▸ What is being asked
Reproduce the listing below in full and without alteration, apart from its pictures.

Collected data
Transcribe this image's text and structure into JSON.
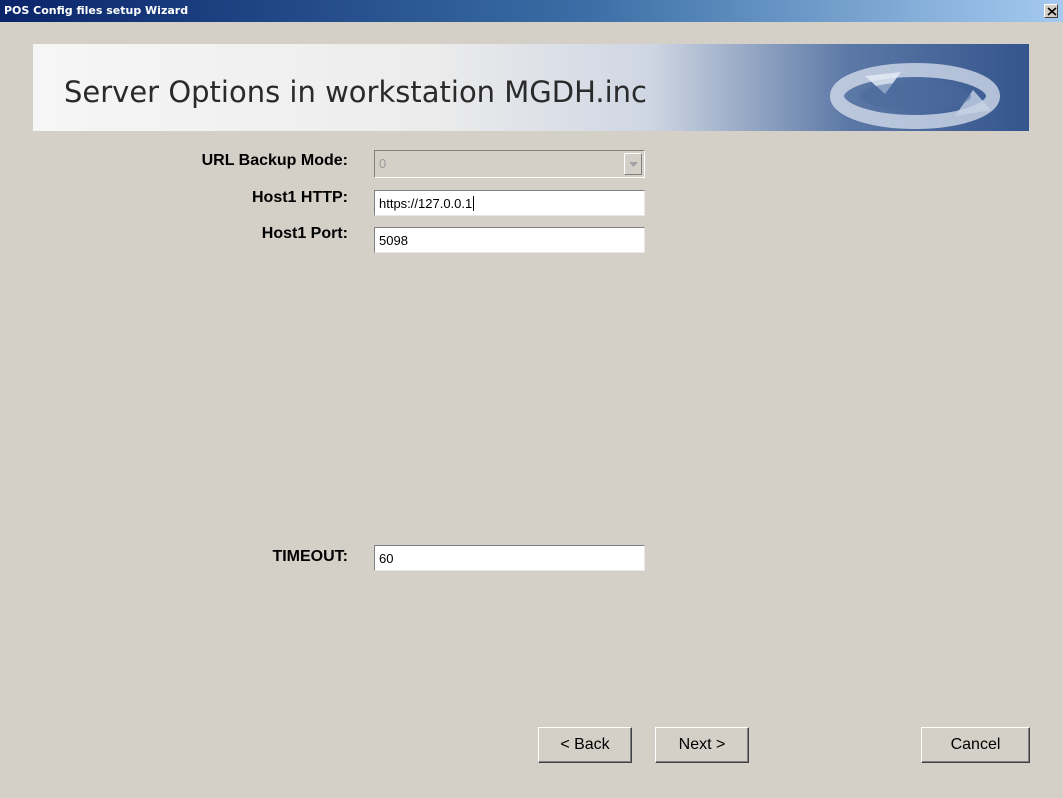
{
  "window": {
    "title": "POS Config files setup Wizard"
  },
  "banner": {
    "title": "Server Options in workstation MGDH.inc"
  },
  "form": {
    "url_backup_mode": {
      "label": "URL Backup Mode:",
      "value": "0"
    },
    "host1_http": {
      "label": "Host1 HTTP:",
      "value": "https://127.0.0.1"
    },
    "host1_port": {
      "label": "Host1 Port:",
      "value": "5098"
    },
    "timeout": {
      "label": "TIMEOUT:",
      "value": "60"
    }
  },
  "buttons": {
    "back": "< Back",
    "next": "Next >",
    "cancel": "Cancel"
  },
  "icons": {
    "close": "close-icon",
    "dropdown": "chevron-down-icon",
    "banner_logo": "refresh-arrows-icon"
  },
  "colors": {
    "window_bg": "#d4d0c8",
    "titlebar_start": "#0a246a",
    "banner_accent": "#34558d"
  }
}
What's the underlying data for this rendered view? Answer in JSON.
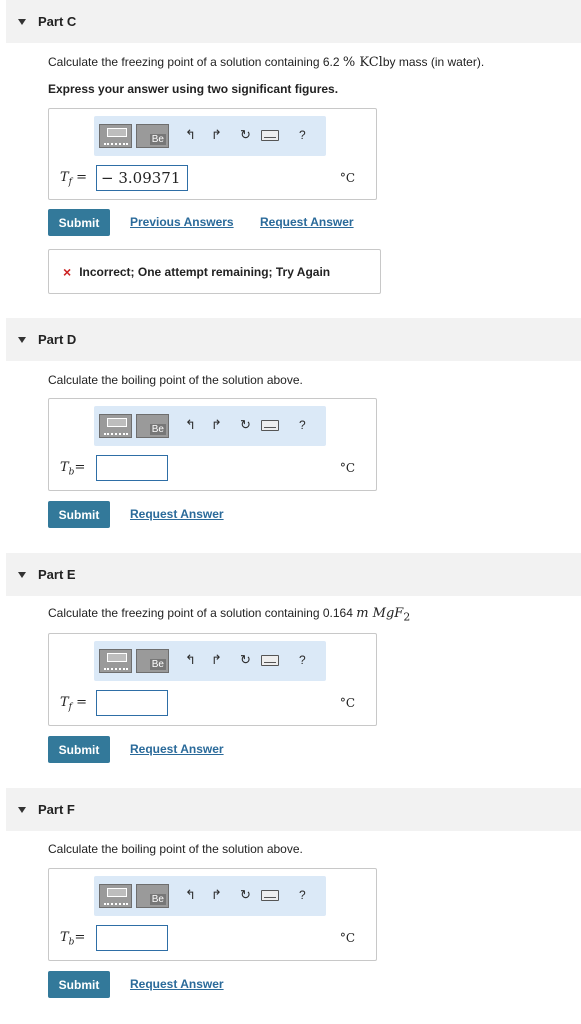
{
  "partC": {
    "header": "Part C",
    "question_prefix": "Calculate the freezing point of a solution containing 6.2 ",
    "question_math": "% KCl",
    "question_suffix": "by mass (in water).",
    "instruction": "Express your answer using two significant figures.",
    "var": "T",
    "var_sub": "f",
    "input_value": "− 3.09371",
    "unit": "°C",
    "submit_label": "Submit",
    "link_previous": "Previous Answers",
    "link_request": "Request Answer",
    "feedback_icon": "×",
    "feedback_text": "Incorrect; One attempt remaining; Try Again"
  },
  "partD": {
    "header": "Part D",
    "question": "Calculate the boiling point of the solution above.",
    "var": "T",
    "var_sub": "b",
    "input_value": "",
    "unit": "°C",
    "submit_label": "Submit",
    "link_request": "Request Answer"
  },
  "partE": {
    "header": "Part E",
    "question_prefix": "Calculate the freezing point of a solution containing 0.164 ",
    "question_math": "m MgF",
    "question_math_sub": "2",
    "var": "T",
    "var_sub": "f",
    "input_value": "",
    "unit": "°C",
    "submit_label": "Submit",
    "link_request": "Request Answer"
  },
  "partF": {
    "header": "Part F",
    "question": "Calculate the boiling point of the solution above.",
    "var": "T",
    "var_sub": "b",
    "input_value": "",
    "unit": "°C",
    "submit_label": "Submit",
    "link_request": "Request Answer"
  },
  "toolbar": {
    "template_label": "Be",
    "help_label": "?",
    "icons": [
      "templates-icon",
      "undo-icon",
      "redo-icon",
      "reset-icon",
      "keyboard-icon",
      "help-icon"
    ]
  },
  "colors": {
    "submit": "#33799a",
    "link": "#2a6a9a",
    "toolbar": "#dbe9f7",
    "input_border": "#2e6ea6",
    "error": "#cc2222"
  }
}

▸ Output
Transcribe this image's text and structure into JSON.
{
  "window": {
    "title": "POS Config files setup Wizard"
  },
  "banner": {
    "title": "Server Options in workstation MGDH.inc"
  },
  "form": {
    "url_backup_mode": {
      "label": "URL Backup Mode:",
      "value": "0"
    },
    "host1_http": {
      "label": "Host1 HTTP:",
      "value": "https://127.0.0.1"
    },
    "host1_port": {
      "label": "Host1 Port:",
      "value": "5098"
    },
    "timeout": {
      "label": "TIMEOUT:",
      "value": "60"
    }
  },
  "buttons": {
    "back": "< Back",
    "next": "Next >",
    "cancel": "Cancel"
  },
  "icons": {
    "close": "close-icon",
    "dropdown": "chevron-down-icon",
    "banner_logo": "refresh-arrows-icon"
  },
  "colors": {
    "window_bg": "#d4d0c8",
    "titlebar_start": "#0a246a",
    "banner_accent": "#34558d"
  }
}
What's the underlying data for this rendered view? Answer in JSON.
{
  "partC": {
    "header": "Part C",
    "question_prefix": "Calculate the freezing point of a solution containing 6.2 ",
    "question_math": "% KCl",
    "question_suffix": "by mass (in water).",
    "instruction": "Express your answer using two significant figures.",
    "var": "T",
    "var_sub": "f",
    "input_value": "− 3.09371",
    "unit": "°C",
    "submit_label": "Submit",
    "link_previous": "Previous Answers",
    "link_request": "Request Answer",
    "feedback_icon": "×",
    "feedback_text": "Incorrect; One attempt remaining; Try Again"
  },
  "partD": {
    "header": "Part D",
    "question": "Calculate the boiling point of the solution above.",
    "var": "T",
    "var_sub": "b",
    "input_value": "",
    "unit": "°C",
    "submit_label": "Submit",
    "link_request": "Request Answer"
  },
  "partE": {
    "header": "Part E",
    "question_prefix": "Calculate the freezing point of a solution containing 0.164 ",
    "question_math": "m MgF",
    "question_math_sub": "2",
    "var": "T",
    "var_sub": "f",
    "input_value": "",
    "unit": "°C",
    "submit_label": "Submit",
    "link_request": "Request Answer"
  },
  "partF": {
    "header": "Part F",
    "question": "Calculate the boiling point of the solution above.",
    "var": "T",
    "var_sub": "b",
    "input_value": "",
    "unit": "°C",
    "submit_label": "Submit",
    "link_request": "Request Answer"
  },
  "toolbar": {
    "template_label": "Be",
    "help_label": "?",
    "icons": [
      "templates-icon",
      "undo-icon",
      "redo-icon",
      "reset-icon",
      "keyboard-icon",
      "help-icon"
    ]
  },
  "colors": {
    "submit": "#33799a",
    "link": "#2a6a9a",
    "toolbar": "#dbe9f7",
    "input_border": "#2e6ea6",
    "error": "#cc2222"
  }
}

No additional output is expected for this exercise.